Relevés des positions des éléments:
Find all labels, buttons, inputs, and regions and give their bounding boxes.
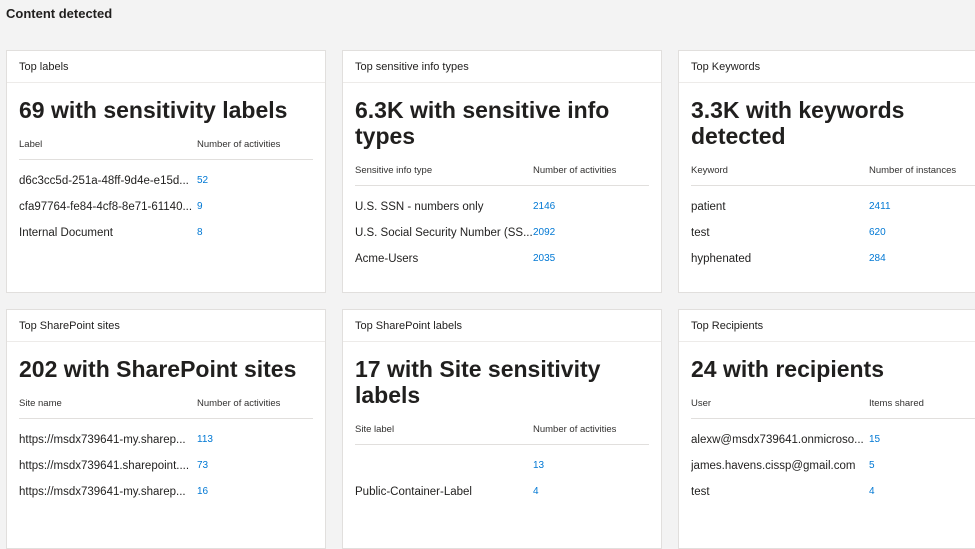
row-name: https://msdx739641.sharepoint.... — [19, 460, 190, 472]
table-row[interactable]: hyphenated 284 — [691, 246, 975, 272]
row-value-link[interactable]: 13 — [533, 453, 544, 479]
row-name: Acme-Users — [355, 253, 419, 265]
data-table: Site name Number of activities https://m… — [19, 396, 313, 505]
row-value-link[interactable]: 15 — [869, 427, 880, 453]
row-value-link[interactable]: 5 — [869, 453, 875, 479]
column-header-name: Keyword — [691, 165, 728, 176]
table-row[interactable]: james.havens.cissp@gmail.com 5 — [691, 453, 975, 479]
table-row[interactable]: https://msdx739641-my.sharep... 113 — [19, 427, 313, 453]
card-header: Top SharePoint labels — [343, 310, 661, 342]
data-table: User Items shared alexw@msdx739641.onmic… — [691, 396, 975, 505]
table-row[interactable]: 13 — [355, 453, 649, 479]
row-value-link[interactable]: 2146 — [533, 194, 555, 220]
column-header-name: Label — [19, 139, 43, 150]
data-table: Keyword Number of instances patient 2411… — [691, 163, 975, 272]
row-value-link[interactable]: 2035 — [533, 246, 555, 272]
card-headline: 24 with recipients — [691, 356, 885, 382]
row-name: Public-Container-Label — [355, 486, 472, 498]
table-row[interactable]: cfa97764-fe84-4cf8-8e71-61140... 9 — [19, 194, 313, 220]
row-name — [355, 453, 533, 479]
row-value-link[interactable]: 8 — [197, 220, 203, 246]
table-row[interactable]: Public-Container-Label 4 — [355, 479, 649, 505]
table-header: Site label Number of activities — [355, 422, 649, 445]
table-row[interactable]: patient 2411 — [691, 194, 975, 220]
row-value-link[interactable]: 4 — [533, 479, 539, 505]
row-value-link[interactable]: 4 — [869, 479, 875, 505]
card-headline: 17 with Site sensitivity labels — [355, 356, 601, 408]
card-header: Top Recipients — [679, 310, 975, 342]
card-top-keywords: Top Keywords 3.3K with keywords detected… — [678, 50, 975, 293]
row-value-link[interactable]: 2411 — [869, 194, 891, 220]
card-top-sharepoint-sites: Top SharePoint sites 202 with SharePoint… — [6, 309, 326, 549]
column-header-value: Number of activities — [197, 398, 281, 409]
row-name: https://msdx739641-my.sharep... — [19, 434, 186, 446]
table-row[interactable]: alexw@msdx739641.onmicroso... 15 — [691, 427, 975, 453]
column-header-name: Site label — [355, 424, 395, 435]
table-header: Keyword Number of instances — [691, 163, 975, 186]
row-name: test — [691, 486, 710, 498]
card-header: Top labels — [7, 51, 325, 83]
card-headline: 6.3K with sensitive info types — [355, 97, 610, 149]
data-table: Site label Number of activities 13 Publi… — [355, 422, 649, 505]
row-value-link[interactable]: 284 — [869, 246, 886, 272]
card-top-labels: Top labels 69 with sensitivity labels La… — [6, 50, 326, 293]
table-row[interactable]: U.S. Social Security Number (SS... 2092 — [355, 220, 649, 246]
table-row[interactable]: U.S. SSN - numbers only 2146 — [355, 194, 649, 220]
row-value-link[interactable]: 113 — [197, 427, 213, 453]
column-header-value: Number of activities — [197, 139, 281, 150]
row-name: alexw@msdx739641.onmicroso... — [691, 434, 864, 446]
row-name: test — [691, 227, 710, 239]
row-name: hyphenated — [691, 253, 752, 265]
row-name: https://msdx739641-my.sharep... — [19, 486, 186, 498]
table-header: Label Number of activities — [19, 137, 313, 160]
row-value-link[interactable]: 52 — [197, 168, 208, 194]
page-title: Content detected — [6, 6, 113, 21]
row-name: Internal Document — [19, 227, 113, 239]
table-row[interactable]: Acme-Users 2035 — [355, 246, 649, 272]
data-table: Label Number of activities d6c3cc5d-251a… — [19, 137, 313, 246]
column-header-name: Site name — [19, 398, 62, 409]
data-table: Sensitive info type Number of activities… — [355, 163, 649, 272]
row-value-link[interactable]: 9 — [197, 194, 203, 220]
row-name: patient — [691, 201, 726, 213]
column-header-value: Number of activities — [533, 424, 617, 435]
table-row[interactable]: https://msdx739641.sharepoint.... 73 — [19, 453, 313, 479]
table-row[interactable]: d6c3cc5d-251a-48ff-9d4e-e15d... 52 — [19, 168, 313, 194]
table-header: Sensitive info type Number of activities — [355, 163, 649, 186]
table-row[interactable]: test 4 — [691, 479, 975, 505]
table-row[interactable]: Internal Document 8 — [19, 220, 313, 246]
table-row[interactable]: test 620 — [691, 220, 975, 246]
row-name: james.havens.cissp@gmail.com — [691, 460, 856, 472]
row-name: d6c3cc5d-251a-48ff-9d4e-e15d... — [19, 175, 189, 187]
table-header: Site name Number of activities — [19, 396, 313, 419]
card-headline: 69 with sensitivity labels — [19, 97, 288, 123]
card-top-sensitive-info-types: Top sensitive info types 6.3K with sensi… — [342, 50, 662, 293]
table-header: User Items shared — [691, 396, 975, 419]
card-top-recipients: Top Recipients 24 with recipients User I… — [678, 309, 975, 549]
card-top-sharepoint-labels: Top SharePoint labels 17 with Site sensi… — [342, 309, 662, 549]
column-header-value: Number of activities — [533, 165, 617, 176]
card-headline: 3.3K with keywords detected — [691, 97, 905, 149]
table-row[interactable]: https://msdx739641-my.sharep... 16 — [19, 479, 313, 505]
card-header: Top SharePoint sites — [7, 310, 325, 342]
row-name: cfa97764-fe84-4cf8-8e71-61140... — [19, 201, 193, 213]
row-value-link[interactable]: 16 — [197, 479, 208, 505]
card-header: Top Keywords — [679, 51, 975, 83]
row-value-link[interactable]: 2092 — [533, 220, 555, 246]
row-name: U.S. SSN - numbers only — [355, 201, 484, 213]
row-name: U.S. Social Security Number (SS... — [355, 227, 533, 239]
card-headline: 202 with SharePoint sites — [19, 356, 297, 382]
column-header-value: Number of instances — [869, 165, 957, 176]
column-header-value: Items shared — [869, 398, 924, 409]
column-header-name: Sensitive info type — [355, 165, 433, 176]
row-value-link[interactable]: 620 — [869, 220, 886, 246]
row-value-link[interactable]: 73 — [197, 453, 208, 479]
column-header-name: User — [691, 398, 712, 409]
card-header: Top sensitive info types — [343, 51, 661, 83]
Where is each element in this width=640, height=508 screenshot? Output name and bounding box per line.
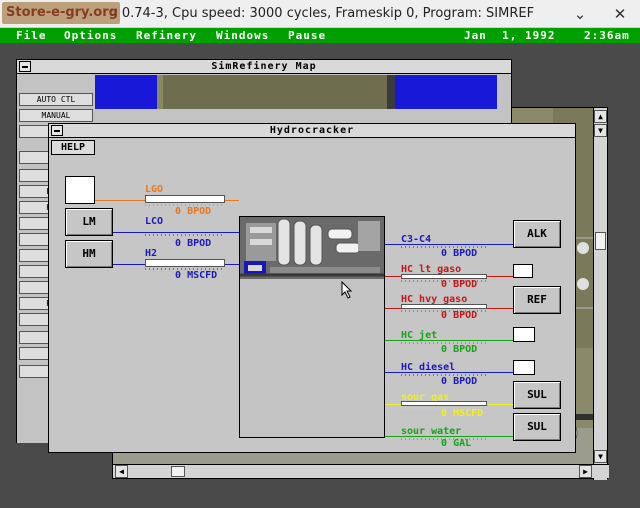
menu-options[interactable]: Options: [64, 29, 117, 42]
sour-water-value-number: 0: [441, 438, 448, 449]
menu-bar: File Options Refinery Windows Pause Jan …: [0, 28, 640, 43]
map-window-titlebar[interactable]: SimRefinery Map: [17, 60, 511, 74]
lco-value-number: 0: [175, 238, 182, 249]
lco-stream-line: [113, 232, 239, 233]
h2-value-number: 0: [175, 270, 182, 281]
lgo-value: 0 BPOD: [175, 206, 211, 217]
auto-control-button[interactable]: AUTO CTL: [19, 93, 93, 106]
map-window-title: SimRefinery Map: [211, 61, 317, 72]
hc-diesel-label: HC diesel: [401, 362, 456, 373]
alk-button[interactable]: ALK: [513, 220, 561, 248]
host-window-title: x 0.74-3, Cpu speed: 3000 cycles, Frames…: [110, 6, 535, 21]
scroll-left-arrow-icon[interactable]: ◀: [115, 465, 128, 478]
sour-gas-value: 0 MSCFD: [441, 408, 483, 419]
c3c4-label: C3-C4: [401, 234, 432, 245]
menu-pause[interactable]: Pause: [288, 29, 326, 42]
h2-value: 0 MSCFD: [175, 270, 217, 281]
hc-diesel-value-number: 0: [441, 376, 448, 387]
mouse-pointer-icon: [341, 281, 353, 299]
lgo-flow-gauge[interactable]: [145, 195, 225, 203]
lco-label: LCO: [145, 216, 164, 227]
hc-diesel-swatch[interactable]: [513, 360, 535, 375]
clock-date: Jan 1, 1992: [464, 29, 556, 42]
clock-time: 2:36am: [584, 29, 630, 42]
scroll-down-arrow-icon[interactable]: ▼: [594, 450, 607, 463]
hm-button[interactable]: HM: [65, 240, 113, 268]
sour-gas-value-number: 0: [441, 408, 448, 419]
menu-refinery[interactable]: Refinery: [136, 29, 197, 42]
lgo-value-number: 0: [175, 206, 182, 217]
hc-jet-value: 0 BPOD: [441, 344, 477, 355]
map-terrain-strip: [95, 75, 497, 109]
minimize-button[interactable]: ⌄: [570, 4, 590, 24]
horizontal-scroll-thumb[interactable]: [171, 466, 185, 477]
menu-windows[interactable]: Windows: [216, 29, 269, 42]
c3c4-value-number: 0: [441, 248, 448, 259]
hc-hvy-gaso-unit: BPOD: [453, 310, 478, 321]
sour-water-value: 0 GAL: [441, 438, 471, 449]
hc-jet-swatch[interactable]: [513, 327, 535, 342]
hc-lt-gaso-value-number: 0: [441, 279, 448, 290]
watermark-logo: Store-e-gry.org: [2, 2, 120, 24]
lm-button[interactable]: LM: [65, 208, 113, 236]
hc-jet-unit: BPOD: [453, 344, 478, 355]
hydrocracker-titlebar[interactable]: Hydrocracker: [49, 124, 575, 138]
c3c4-value: 0 BPOD: [441, 248, 477, 259]
hydrocracker-plant-panel: [239, 216, 385, 438]
hydrocracker-unit-image[interactable]: [240, 217, 384, 279]
scroll-down-arrow-icon[interactable]: ▼: [594, 124, 607, 137]
hc-diesel-value: 0 BPOD: [441, 376, 477, 387]
sour-water-label: sour water: [401, 426, 462, 437]
sour-gas-unit: MSCFD: [453, 408, 484, 419]
hydrocracker-title: Hydrocracker: [269, 125, 355, 136]
hydrocracker-window: Hydrocracker HELP LM HM LGO 0 BPOD LCO 0…: [48, 123, 576, 453]
hc-hvy-gaso-flow-gauge[interactable]: [401, 304, 487, 309]
h2-unit: MSCFD: [187, 270, 218, 281]
hc-lt-gaso-swatch[interactable]: [513, 264, 533, 278]
hc-hvy-gaso-value-number: 0: [441, 310, 448, 321]
c3c4-unit: BPOD: [453, 248, 478, 259]
host-titlebar: x 0.74-3, Cpu speed: 3000 cycles, Frames…: [0, 0, 640, 28]
scroll-up-arrow-icon[interactable]: ▲: [594, 110, 607, 123]
h2-label: H2: [145, 248, 158, 259]
map-horizontal-scrollbar[interactable]: ◀ ▶: [113, 464, 609, 478]
sulfur-gas-button[interactable]: SUL: [513, 381, 561, 409]
hc-lt-gaso-value: 0 BPOD: [441, 279, 477, 290]
sour-water-unit: GAL: [453, 438, 472, 449]
vertical-scroll-thumb[interactable]: [595, 232, 606, 250]
map-vertical-scrollbar[interactable]: ▲ ▼ ▼: [593, 108, 607, 480]
lco-unit: BPOD: [187, 238, 212, 249]
hc-jet-value-number: 0: [441, 344, 448, 355]
lgo-label: LGO: [145, 184, 164, 195]
lco-gauge-ticks: [145, 234, 225, 236]
h2-flow-gauge[interactable]: [145, 259, 225, 267]
help-button[interactable]: HELP: [51, 140, 95, 155]
desktop: ▲ ▼ ▼ ◀ ▶ SimRefinery Map AUTO CTL MANUA…: [0, 43, 640, 508]
hc-hvy-gaso-value: 0 BPOD: [441, 310, 477, 321]
sour-gas-flow-gauge[interactable]: [401, 401, 487, 406]
hc-diesel-unit: BPOD: [453, 376, 478, 387]
ref-button[interactable]: REF: [513, 286, 561, 314]
scroll-right-arrow-icon[interactable]: ▶: [579, 465, 592, 478]
watermark-text: Store-e-gry.org: [6, 5, 118, 20]
lgo-unit: BPOD: [187, 206, 212, 217]
menu-file[interactable]: File: [16, 29, 47, 42]
manual-button[interactable]: MANUAL: [19, 109, 93, 122]
hc-jet-label: HC jet: [401, 330, 438, 341]
sulfur-water-button[interactable]: SUL: [513, 413, 561, 441]
lco-value: 0 BPOD: [175, 238, 211, 249]
hc-lt-gaso-unit: BPOD: [453, 279, 478, 290]
lgo-source-swatch[interactable]: [65, 176, 95, 204]
close-button[interactable]: ✕: [610, 4, 630, 24]
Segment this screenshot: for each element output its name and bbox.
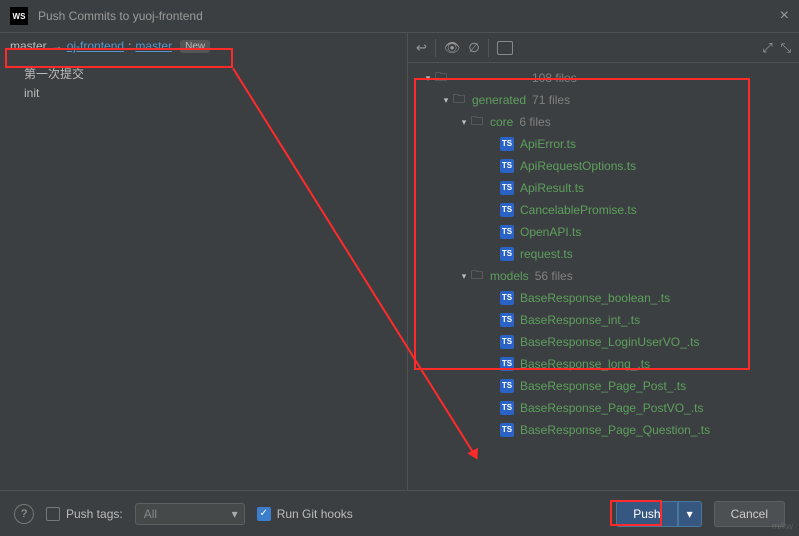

CONSIGNE ÉCRITE: Recopiez à l'identique les lignes des relevés comprises entre celle qui contient « menu-options[interactable]: Options: [64, 29, 117, 42] » et celle qui contient « auto-control-button[interactable]: AUTO CTL: [19, 93, 93, 106] », ces deux lignes incluses.

RÉPONSE ATTENDUE:
menu-options[interactable]: Options: [64, 29, 117, 42]
sour-water-value-number: 0: [441, 438, 448, 449]
menu-bar: File Options Refinery Windows Pause Jan …: [0, 28, 640, 43]
map-window-titlebar[interactable]: SimRefinery Map: [17, 60, 511, 74]
lco-value-number: 0: [175, 238, 182, 249]
lco-stream-line: [113, 232, 239, 233]
h2-value-number: 0: [175, 270, 182, 281]
lgo-value: 0 BPOD: [175, 206, 211, 217]
auto-control-button[interactable]: AUTO CTL: [19, 93, 93, 106]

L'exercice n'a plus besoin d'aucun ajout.